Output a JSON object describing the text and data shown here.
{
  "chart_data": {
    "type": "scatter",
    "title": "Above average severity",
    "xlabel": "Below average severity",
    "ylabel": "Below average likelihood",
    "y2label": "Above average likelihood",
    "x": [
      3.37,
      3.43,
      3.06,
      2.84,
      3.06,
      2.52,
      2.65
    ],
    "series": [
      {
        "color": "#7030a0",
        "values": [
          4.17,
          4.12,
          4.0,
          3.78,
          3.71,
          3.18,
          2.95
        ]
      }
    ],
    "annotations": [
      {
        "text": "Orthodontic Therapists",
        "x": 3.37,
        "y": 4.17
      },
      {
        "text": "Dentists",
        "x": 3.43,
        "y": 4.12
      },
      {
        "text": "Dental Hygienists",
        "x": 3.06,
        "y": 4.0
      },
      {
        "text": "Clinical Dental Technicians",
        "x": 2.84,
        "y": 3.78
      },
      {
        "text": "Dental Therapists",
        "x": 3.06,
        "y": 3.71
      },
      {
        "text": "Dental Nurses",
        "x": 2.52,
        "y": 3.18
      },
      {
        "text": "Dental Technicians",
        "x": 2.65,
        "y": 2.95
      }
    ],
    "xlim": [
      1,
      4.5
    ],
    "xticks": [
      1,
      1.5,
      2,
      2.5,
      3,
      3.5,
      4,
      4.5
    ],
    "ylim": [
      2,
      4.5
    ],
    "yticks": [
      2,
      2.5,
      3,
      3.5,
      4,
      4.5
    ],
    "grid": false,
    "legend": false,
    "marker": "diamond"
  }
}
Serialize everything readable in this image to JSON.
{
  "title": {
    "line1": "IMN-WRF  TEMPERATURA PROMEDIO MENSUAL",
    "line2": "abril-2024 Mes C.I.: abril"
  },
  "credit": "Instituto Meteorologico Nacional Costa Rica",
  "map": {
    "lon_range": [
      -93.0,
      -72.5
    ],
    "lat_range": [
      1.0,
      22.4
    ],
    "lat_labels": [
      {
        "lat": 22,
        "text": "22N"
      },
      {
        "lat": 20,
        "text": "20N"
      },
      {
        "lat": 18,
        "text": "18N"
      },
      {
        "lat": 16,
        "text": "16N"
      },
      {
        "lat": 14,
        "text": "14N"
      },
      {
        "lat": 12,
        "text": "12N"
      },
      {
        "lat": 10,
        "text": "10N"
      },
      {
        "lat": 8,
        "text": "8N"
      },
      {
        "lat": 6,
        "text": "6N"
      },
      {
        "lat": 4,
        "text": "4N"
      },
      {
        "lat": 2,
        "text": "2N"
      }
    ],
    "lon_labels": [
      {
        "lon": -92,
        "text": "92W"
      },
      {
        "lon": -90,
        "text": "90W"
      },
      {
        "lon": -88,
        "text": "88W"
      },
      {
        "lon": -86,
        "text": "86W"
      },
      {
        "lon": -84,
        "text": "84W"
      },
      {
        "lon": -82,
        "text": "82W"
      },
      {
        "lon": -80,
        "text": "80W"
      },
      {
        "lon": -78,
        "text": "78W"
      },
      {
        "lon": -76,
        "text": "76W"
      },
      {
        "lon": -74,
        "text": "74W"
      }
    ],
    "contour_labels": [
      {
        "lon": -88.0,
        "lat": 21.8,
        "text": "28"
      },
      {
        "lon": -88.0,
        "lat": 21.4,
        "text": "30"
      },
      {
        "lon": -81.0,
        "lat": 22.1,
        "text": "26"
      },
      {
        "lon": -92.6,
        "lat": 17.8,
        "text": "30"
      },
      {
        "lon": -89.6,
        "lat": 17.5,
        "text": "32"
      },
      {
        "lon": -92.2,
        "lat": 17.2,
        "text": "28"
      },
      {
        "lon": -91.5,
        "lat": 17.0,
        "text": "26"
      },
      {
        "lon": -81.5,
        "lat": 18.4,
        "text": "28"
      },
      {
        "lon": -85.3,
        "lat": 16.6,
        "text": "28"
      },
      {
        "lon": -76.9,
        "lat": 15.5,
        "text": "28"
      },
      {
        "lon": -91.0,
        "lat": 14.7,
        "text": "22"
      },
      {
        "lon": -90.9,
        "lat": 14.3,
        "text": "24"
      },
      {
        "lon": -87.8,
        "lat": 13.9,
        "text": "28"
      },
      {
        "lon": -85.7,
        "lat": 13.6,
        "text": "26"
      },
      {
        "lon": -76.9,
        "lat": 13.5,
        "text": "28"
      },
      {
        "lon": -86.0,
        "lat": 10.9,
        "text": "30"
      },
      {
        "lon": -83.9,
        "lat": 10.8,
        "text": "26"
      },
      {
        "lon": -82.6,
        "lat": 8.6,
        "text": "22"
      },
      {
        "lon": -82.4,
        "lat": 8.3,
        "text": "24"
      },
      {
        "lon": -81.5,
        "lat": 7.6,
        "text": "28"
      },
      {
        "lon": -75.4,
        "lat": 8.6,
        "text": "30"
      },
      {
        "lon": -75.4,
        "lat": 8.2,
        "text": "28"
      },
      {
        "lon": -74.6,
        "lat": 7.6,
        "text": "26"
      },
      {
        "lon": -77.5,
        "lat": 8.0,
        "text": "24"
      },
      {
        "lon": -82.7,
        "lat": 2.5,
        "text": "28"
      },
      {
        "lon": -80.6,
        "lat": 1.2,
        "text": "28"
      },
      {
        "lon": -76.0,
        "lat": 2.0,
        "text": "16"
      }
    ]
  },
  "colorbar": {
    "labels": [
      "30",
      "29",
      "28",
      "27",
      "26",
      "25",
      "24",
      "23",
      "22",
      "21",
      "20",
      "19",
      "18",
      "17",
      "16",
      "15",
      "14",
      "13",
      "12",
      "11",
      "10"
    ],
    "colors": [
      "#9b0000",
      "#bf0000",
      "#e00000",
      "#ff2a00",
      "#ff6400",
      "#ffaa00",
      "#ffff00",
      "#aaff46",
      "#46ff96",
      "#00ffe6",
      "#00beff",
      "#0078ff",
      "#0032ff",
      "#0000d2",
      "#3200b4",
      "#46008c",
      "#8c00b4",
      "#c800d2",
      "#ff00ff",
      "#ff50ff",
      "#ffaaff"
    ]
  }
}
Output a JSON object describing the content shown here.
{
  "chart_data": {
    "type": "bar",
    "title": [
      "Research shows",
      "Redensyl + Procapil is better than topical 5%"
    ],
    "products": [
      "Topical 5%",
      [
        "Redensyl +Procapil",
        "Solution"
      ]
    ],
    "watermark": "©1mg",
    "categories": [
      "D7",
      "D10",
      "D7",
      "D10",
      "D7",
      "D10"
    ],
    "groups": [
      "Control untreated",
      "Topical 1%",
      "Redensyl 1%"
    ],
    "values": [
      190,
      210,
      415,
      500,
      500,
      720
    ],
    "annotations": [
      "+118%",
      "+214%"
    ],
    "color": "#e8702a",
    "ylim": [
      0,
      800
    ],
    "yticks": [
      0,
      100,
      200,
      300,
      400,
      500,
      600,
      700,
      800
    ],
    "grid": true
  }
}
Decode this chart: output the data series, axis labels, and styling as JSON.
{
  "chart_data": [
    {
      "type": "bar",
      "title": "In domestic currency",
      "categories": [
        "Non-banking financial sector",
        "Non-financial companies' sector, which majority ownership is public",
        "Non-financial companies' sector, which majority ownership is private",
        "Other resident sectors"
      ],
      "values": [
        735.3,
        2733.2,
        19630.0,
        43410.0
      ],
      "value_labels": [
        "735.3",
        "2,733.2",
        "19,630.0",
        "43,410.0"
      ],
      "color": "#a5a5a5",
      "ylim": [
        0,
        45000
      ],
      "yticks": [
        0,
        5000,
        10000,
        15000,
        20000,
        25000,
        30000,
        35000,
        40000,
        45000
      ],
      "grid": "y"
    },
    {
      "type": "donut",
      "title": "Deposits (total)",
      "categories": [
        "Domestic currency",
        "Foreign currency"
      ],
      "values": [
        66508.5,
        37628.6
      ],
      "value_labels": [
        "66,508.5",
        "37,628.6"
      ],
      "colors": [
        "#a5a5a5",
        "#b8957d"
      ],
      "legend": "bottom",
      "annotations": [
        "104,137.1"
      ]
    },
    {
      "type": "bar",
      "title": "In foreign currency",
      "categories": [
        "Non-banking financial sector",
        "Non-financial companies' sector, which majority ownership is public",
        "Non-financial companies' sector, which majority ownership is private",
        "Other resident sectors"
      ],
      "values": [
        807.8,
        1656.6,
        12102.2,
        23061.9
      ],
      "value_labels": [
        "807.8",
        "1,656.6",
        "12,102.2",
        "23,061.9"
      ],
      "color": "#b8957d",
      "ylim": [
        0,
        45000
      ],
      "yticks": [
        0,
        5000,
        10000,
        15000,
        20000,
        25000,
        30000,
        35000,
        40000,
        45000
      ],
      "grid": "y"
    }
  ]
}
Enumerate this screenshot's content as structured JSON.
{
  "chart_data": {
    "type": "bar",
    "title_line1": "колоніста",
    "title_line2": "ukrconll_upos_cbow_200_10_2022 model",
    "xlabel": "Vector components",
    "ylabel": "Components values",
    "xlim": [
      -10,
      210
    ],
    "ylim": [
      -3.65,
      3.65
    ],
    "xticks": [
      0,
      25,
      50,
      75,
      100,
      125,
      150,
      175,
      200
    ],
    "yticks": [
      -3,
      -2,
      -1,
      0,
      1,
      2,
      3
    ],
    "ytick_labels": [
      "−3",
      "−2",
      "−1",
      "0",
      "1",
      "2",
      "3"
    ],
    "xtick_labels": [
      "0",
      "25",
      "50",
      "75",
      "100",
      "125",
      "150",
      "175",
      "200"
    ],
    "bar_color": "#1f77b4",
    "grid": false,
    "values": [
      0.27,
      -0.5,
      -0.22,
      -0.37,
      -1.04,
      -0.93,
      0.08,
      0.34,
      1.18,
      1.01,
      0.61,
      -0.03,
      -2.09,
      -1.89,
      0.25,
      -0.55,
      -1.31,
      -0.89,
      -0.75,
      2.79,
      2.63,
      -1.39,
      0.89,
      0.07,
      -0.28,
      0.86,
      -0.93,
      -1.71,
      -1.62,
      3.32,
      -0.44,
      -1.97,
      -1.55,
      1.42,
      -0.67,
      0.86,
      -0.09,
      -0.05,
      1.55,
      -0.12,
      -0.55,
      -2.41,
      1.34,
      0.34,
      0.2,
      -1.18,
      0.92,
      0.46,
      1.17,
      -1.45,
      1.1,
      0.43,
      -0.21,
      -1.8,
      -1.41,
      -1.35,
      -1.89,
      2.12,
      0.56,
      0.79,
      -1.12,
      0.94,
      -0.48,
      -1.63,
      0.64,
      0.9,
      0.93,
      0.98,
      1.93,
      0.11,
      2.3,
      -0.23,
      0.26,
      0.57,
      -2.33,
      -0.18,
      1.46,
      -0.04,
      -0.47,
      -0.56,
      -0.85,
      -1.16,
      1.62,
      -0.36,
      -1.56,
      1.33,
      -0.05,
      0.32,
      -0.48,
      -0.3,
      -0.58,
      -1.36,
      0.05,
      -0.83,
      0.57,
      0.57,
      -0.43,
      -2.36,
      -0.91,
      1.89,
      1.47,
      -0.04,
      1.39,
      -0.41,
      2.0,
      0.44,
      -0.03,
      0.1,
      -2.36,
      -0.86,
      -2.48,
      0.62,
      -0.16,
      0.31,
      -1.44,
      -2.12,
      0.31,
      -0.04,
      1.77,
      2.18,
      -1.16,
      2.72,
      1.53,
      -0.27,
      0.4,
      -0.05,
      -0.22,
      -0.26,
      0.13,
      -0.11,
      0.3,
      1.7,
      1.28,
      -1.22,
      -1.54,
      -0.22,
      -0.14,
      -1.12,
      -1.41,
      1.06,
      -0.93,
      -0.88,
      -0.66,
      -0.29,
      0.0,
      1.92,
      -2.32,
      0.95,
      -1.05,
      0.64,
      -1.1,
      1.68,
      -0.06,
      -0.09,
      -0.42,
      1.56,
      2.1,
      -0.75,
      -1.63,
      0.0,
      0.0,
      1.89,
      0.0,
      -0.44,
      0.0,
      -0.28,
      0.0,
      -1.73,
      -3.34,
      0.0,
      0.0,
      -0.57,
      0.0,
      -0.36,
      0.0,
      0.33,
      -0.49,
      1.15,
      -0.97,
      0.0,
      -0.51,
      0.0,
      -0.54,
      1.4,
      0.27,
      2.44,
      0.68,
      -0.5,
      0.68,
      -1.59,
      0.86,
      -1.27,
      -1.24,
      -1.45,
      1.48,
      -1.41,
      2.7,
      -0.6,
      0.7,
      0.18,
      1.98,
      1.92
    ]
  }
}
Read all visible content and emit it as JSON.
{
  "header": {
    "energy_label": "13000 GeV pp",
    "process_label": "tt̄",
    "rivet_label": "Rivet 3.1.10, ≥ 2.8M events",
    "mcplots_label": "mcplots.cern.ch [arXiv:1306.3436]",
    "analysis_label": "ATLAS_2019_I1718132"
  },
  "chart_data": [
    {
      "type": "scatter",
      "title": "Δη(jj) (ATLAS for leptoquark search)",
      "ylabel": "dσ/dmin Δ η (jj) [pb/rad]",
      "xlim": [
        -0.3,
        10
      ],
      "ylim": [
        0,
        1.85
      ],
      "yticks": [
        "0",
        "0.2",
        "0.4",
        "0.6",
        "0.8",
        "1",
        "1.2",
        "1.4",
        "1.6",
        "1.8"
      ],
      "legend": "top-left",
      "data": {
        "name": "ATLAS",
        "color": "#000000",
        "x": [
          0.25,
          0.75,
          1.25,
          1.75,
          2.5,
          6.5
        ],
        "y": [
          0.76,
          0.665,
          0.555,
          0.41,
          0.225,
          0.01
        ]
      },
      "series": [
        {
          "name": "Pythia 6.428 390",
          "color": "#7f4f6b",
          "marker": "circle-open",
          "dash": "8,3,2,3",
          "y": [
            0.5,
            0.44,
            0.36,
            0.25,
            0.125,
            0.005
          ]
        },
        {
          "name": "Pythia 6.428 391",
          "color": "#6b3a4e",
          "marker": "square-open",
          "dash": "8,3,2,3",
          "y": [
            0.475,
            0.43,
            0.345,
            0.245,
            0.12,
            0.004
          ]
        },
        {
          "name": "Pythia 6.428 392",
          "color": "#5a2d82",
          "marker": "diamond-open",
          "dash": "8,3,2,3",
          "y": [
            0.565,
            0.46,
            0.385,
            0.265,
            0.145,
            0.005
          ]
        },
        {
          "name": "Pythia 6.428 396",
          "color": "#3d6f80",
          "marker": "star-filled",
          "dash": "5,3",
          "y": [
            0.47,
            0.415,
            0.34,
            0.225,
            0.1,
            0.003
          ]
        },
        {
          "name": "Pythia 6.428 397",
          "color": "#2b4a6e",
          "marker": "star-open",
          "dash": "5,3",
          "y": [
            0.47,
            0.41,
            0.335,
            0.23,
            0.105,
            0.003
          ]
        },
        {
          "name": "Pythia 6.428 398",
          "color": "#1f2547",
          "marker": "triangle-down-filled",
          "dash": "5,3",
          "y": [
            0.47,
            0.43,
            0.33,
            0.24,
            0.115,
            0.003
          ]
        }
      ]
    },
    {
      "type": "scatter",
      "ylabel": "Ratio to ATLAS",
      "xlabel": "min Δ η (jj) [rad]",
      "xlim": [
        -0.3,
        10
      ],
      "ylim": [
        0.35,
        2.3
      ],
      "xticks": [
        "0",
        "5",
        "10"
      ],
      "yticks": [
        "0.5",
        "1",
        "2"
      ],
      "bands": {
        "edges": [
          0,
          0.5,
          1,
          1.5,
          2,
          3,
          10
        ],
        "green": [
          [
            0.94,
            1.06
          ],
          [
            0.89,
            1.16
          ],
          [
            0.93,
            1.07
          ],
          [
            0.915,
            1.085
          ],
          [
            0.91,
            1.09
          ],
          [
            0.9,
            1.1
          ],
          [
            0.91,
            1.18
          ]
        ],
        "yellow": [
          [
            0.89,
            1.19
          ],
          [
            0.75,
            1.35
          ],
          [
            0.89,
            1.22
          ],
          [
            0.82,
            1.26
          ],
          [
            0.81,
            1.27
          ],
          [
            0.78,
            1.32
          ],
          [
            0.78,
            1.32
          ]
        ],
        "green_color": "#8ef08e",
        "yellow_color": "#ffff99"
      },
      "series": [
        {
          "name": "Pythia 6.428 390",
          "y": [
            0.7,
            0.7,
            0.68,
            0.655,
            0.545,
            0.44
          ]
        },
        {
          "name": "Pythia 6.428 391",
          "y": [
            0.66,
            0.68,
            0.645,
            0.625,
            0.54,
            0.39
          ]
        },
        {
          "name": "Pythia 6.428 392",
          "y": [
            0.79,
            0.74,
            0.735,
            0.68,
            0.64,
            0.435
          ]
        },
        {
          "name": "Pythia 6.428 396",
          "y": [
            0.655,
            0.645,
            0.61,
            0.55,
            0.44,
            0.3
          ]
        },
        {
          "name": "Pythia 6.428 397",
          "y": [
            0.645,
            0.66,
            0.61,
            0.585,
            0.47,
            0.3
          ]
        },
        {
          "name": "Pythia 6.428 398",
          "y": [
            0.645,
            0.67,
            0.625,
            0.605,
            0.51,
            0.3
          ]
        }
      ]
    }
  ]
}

*GIVEN PROBLEM*. Locate all lines in the listing above with the word "severity". Copy them.

*EXERCISE RESPONSE*.
    "title": "Above average severity",
    "xlabel": "Below average severity",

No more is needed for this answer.